— Aim —
Below are some entries; can you quote all of them exactly?
>> Start Extracted entries
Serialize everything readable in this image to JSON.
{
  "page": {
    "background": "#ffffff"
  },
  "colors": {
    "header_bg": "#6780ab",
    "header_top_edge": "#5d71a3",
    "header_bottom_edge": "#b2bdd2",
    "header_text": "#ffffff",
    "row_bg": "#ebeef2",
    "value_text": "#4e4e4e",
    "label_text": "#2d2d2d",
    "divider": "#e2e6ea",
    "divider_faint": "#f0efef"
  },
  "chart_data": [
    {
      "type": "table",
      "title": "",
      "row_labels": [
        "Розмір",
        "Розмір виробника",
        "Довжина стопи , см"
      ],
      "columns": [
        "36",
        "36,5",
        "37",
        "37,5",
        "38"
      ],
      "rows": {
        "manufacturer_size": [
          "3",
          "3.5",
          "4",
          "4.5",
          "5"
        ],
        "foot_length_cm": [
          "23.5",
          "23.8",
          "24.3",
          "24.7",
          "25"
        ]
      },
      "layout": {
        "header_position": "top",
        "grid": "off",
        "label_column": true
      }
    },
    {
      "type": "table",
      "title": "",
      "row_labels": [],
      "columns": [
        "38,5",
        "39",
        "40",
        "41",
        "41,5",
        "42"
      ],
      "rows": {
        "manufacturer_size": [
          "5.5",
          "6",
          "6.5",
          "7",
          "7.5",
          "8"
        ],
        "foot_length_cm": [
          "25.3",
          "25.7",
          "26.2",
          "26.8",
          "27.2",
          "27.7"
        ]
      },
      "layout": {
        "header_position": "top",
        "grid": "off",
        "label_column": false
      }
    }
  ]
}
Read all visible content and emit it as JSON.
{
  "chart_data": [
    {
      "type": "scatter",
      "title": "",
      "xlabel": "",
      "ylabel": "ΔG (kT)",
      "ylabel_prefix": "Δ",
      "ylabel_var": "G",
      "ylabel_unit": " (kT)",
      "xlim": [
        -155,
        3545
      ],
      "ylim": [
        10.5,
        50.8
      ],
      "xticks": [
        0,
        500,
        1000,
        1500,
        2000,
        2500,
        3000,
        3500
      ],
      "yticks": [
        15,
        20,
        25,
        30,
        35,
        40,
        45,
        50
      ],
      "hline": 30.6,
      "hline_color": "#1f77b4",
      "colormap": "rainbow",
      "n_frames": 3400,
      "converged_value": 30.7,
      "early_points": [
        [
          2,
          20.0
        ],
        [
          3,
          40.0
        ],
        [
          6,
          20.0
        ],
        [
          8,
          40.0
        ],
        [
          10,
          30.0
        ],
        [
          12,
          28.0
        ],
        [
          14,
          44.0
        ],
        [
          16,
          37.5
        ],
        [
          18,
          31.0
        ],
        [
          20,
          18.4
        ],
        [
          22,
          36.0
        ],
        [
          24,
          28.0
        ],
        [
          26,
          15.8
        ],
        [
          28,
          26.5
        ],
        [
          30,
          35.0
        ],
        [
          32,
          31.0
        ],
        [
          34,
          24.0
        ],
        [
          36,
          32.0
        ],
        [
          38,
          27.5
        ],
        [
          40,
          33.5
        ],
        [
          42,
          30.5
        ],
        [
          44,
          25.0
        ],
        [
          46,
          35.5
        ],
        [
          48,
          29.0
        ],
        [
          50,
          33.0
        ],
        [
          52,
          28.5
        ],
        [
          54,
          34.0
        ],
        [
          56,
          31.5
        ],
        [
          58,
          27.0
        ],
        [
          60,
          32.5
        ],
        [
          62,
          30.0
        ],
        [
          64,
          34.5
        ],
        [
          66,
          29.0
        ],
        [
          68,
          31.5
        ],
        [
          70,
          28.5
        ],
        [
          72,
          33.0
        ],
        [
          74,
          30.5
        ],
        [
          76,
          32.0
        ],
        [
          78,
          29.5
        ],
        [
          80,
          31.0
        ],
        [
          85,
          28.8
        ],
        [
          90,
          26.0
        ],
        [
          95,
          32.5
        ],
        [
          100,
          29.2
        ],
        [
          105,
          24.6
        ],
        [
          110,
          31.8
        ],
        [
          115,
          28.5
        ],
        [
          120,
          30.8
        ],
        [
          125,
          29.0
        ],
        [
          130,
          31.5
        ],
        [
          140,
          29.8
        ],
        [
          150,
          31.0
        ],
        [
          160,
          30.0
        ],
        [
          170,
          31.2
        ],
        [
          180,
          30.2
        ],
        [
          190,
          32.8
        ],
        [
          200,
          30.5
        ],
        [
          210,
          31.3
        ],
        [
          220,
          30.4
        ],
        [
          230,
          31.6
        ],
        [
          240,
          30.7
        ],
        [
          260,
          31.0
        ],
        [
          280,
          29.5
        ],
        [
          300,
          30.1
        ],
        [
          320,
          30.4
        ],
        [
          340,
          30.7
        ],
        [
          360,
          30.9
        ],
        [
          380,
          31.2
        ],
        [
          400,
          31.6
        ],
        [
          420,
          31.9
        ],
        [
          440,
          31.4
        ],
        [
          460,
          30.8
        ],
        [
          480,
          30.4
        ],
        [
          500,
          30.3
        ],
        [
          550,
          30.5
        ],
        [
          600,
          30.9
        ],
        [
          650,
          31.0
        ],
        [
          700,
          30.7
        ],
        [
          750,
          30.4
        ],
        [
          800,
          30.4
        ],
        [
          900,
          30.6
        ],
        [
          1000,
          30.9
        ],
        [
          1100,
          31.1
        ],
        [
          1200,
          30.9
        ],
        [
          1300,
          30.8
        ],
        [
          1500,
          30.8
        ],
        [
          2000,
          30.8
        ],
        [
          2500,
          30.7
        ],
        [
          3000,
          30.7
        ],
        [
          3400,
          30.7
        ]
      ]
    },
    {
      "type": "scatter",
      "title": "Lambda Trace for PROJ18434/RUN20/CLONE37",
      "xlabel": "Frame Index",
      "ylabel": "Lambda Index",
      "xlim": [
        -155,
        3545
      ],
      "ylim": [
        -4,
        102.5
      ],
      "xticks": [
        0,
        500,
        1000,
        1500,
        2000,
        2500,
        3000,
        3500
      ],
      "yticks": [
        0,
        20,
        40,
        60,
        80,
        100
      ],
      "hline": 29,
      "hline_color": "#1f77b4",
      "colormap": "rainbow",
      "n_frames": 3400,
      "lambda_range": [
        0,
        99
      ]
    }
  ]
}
>> End Extracted entries
— Solved problem —
Serialize everything readable in this image to JSON.
{
  "page": {
    "background": "#ffffff"
  },
  "colors": {
    "header_bg": "#6780ab",
    "header_top_edge": "#5d71a3",
    "header_bottom_edge": "#b2bdd2",
    "header_text": "#ffffff",
    "row_bg": "#ebeef2",
    "value_text": "#4e4e4e",
    "label_text": "#2d2d2d",
    "divider": "#e2e6ea",
    "divider_faint": "#f0efef"
  },
  "chart_data": [
    {
      "type": "table",
      "title": "",
      "row_labels": [
        "Розмір",
        "Розмір виробника",
        "Довжина стопи , см"
      ],
      "columns": [
        "36",
        "36,5",
        "37",
        "37,5",
        "38"
      ],
      "rows": {
        "manufacturer_size": [
          "3",
          "3.5",
          "4",
          "4.5",
          "5"
        ],
        "foot_length_cm": [
          "23.5",
          "23.8",
          "24.3",
          "24.7",
          "25"
        ]
      },
      "layout": {
        "header_position": "top",
        "grid": "off",
        "label_column": true
      }
    },
    {
      "type": "table",
      "title": "",
      "row_labels": [],
      "columns": [
        "38,5",
        "39",
        "40",
        "41",
        "41,5",
        "42"
      ],
      "rows": {
        "manufacturer_size": [
          "5.5",
          "6",
          "6.5",
          "7",
          "7.5",
          "8"
        ],
        "foot_length_cm": [
          "25.3",
          "25.7",
          "26.2",
          "26.8",
          "27.2",
          "27.7"
        ]
      },
      "layout": {
        "header_position": "top",
        "grid": "off",
        "label_column": false
      }
    }
  ]
}
Read all visible content and emit it as JSON.
{
  "chart_data": [
    {
      "type": "scatter",
      "title": "",
      "xlabel": "",
      "ylabel": "ΔG (kT)",
      "ylabel_prefix": "Δ",
      "ylabel_var": "G",
      "ylabel_unit": " (kT)",
      "xlim": [
        -155,
        3545
      ],
      "ylim": [
        10.5,
        50.8
      ],
      "xticks": [
        0,
        500,
        1000,
        1500,
        2000,
        2500,
        3000,
        3500
      ],
      "yticks": [
        15,
        20,
        25,
        30,
        35,
        40,
        45,
        50
      ],
      "hline": 30.6,
      "hline_color": "#1f77b4",
      "colormap": "rainbow",
      "n_frames": 3400,
      "converged_value": 30.7,
      "early_points": [
        [
          2,
          20.0
        ],
        [
          3,
          40.0
        ],
        [
          6,
          20.0
        ],
        [
          8,
          40.0
        ],
        [
          10,
          30.0
        ],
        [
          12,
          28.0
        ],
        [
          14,
          44.0
        ],
        [
          16,
          37.5
        ],
        [
          18,
          31.0
        ],
        [
          20,
          18.4
        ],
        [
          22,
          36.0
        ],
        [
          24,
          28.0
        ],
        [
          26,
          15.8
        ],
        [
          28,
          26.5
        ],
        [
          30,
          35.0
        ],
        [
          32,
          31.0
        ],
        [
          34,
          24.0
        ],
        [
          36,
          32.0
        ],
        [
          38,
          27.5
        ],
        [
          40,
          33.5
        ],
        [
          42,
          30.5
        ],
        [
          44,
          25.0
        ],
        [
          46,
          35.5
        ],
        [
          48,
          29.0
        ],
        [
          50,
          33.0
        ],
        [
          52,
          28.5
        ],
        [
          54,
          34.0
        ],
        [
          56,
          31.5
        ],
        [
          58,
          27.0
        ],
        [
          60,
          32.5
        ],
        [
          62,
          30.0
        ],
        [
          64,
          34.5
        ],
        [
          66,
          29.0
        ],
        [
          68,
          31.5
        ],
        [
          70,
          28.5
        ],
        [
          72,
          33.0
        ],
        [
          74,
          30.5
        ],
        [
          76,
          32.0
        ],
        [
          78,
          29.5
        ],
        [
          80,
          31.0
        ],
        [
          85,
          28.8
        ],
        [
          90,
          26.0
        ],
        [
          95,
          32.5
        ],
        [
          100,
          29.2
        ],
        [
          105,
          24.6
        ],
        [
          110,
          31.8
        ],
        [
          115,
          28.5
        ],
        [
          120,
          30.8
        ],
        [
          125,
          29.0
        ],
        [
          130,
          31.5
        ],
        [
          140,
          29.8
        ],
        [
          150,
          31.0
        ],
        [
          160,
          30.0
        ],
        [
          170,
          31.2
        ],
        [
          180,
          30.2
        ],
        [
          190,
          32.8
        ],
        [
          200,
          30.5
        ],
        [
          210,
          31.3
        ],
        [
          220,
          30.4
        ],
        [
          230,
          31.6
        ],
        [
          240,
          30.7
        ],
        [
          260,
          31.0
        ],
        [
          280,
          29.5
        ],
        [
          300,
          30.1
        ],
        [
          320,
          30.4
        ],
        [
          340,
          30.7
        ],
        [
          360,
          30.9
        ],
        [
          380,
          31.2
        ],
        [
          400,
          31.6
        ],
        [
          420,
          31.9
        ],
        [
          440,
          31.4
        ],
        [
          460,
          30.8
        ],
        [
          480,
          30.4
        ],
        [
          500,
          30.3
        ],
        [
          550,
          30.5
        ],
        [
          600,
          30.9
        ],
        [
          650,
          31.0
        ],
        [
          700,
          30.7
        ],
        [
          750,
          30.4
        ],
        [
          800,
          30.4
        ],
        [
          900,
          30.6
        ],
        [
          1000,
          30.9
        ],
        [
          1100,
          31.1
        ],
        [
          1200,
          30.9
        ],
        [
          1300,
          30.8
        ],
        [
          1500,
          30.8
        ],
        [
          2000,
          30.8
        ],
        [
          2500,
          30.7
        ],
        [
          3000,
          30.7
        ],
        [
          3400,
          30.7
        ]
      ]
    },
    {
      "type": "scatter",
      "title": "Lambda Trace for PROJ18434/RUN20/CLONE37",
      "xlabel": "Frame Index",
      "ylabel": "Lambda Index",
      "xlim": [
        -155,
        3545
      ],
      "ylim": [
        -4,
        102.5
      ],
      "xticks": [
        0,
        500,
        1000,
        1500,
        2000,
        2500,
        3000,
        3500
      ],
      "yticks": [
        0,
        20,
        40,
        60,
        80,
        100
      ],
      "hline": 29,
      "hline_color": "#1f77b4",
      "colormap": "rainbow",
      "n_frames": 3400,
      "lambda_range": [
        0,
        99
      ]
    }
  ]
}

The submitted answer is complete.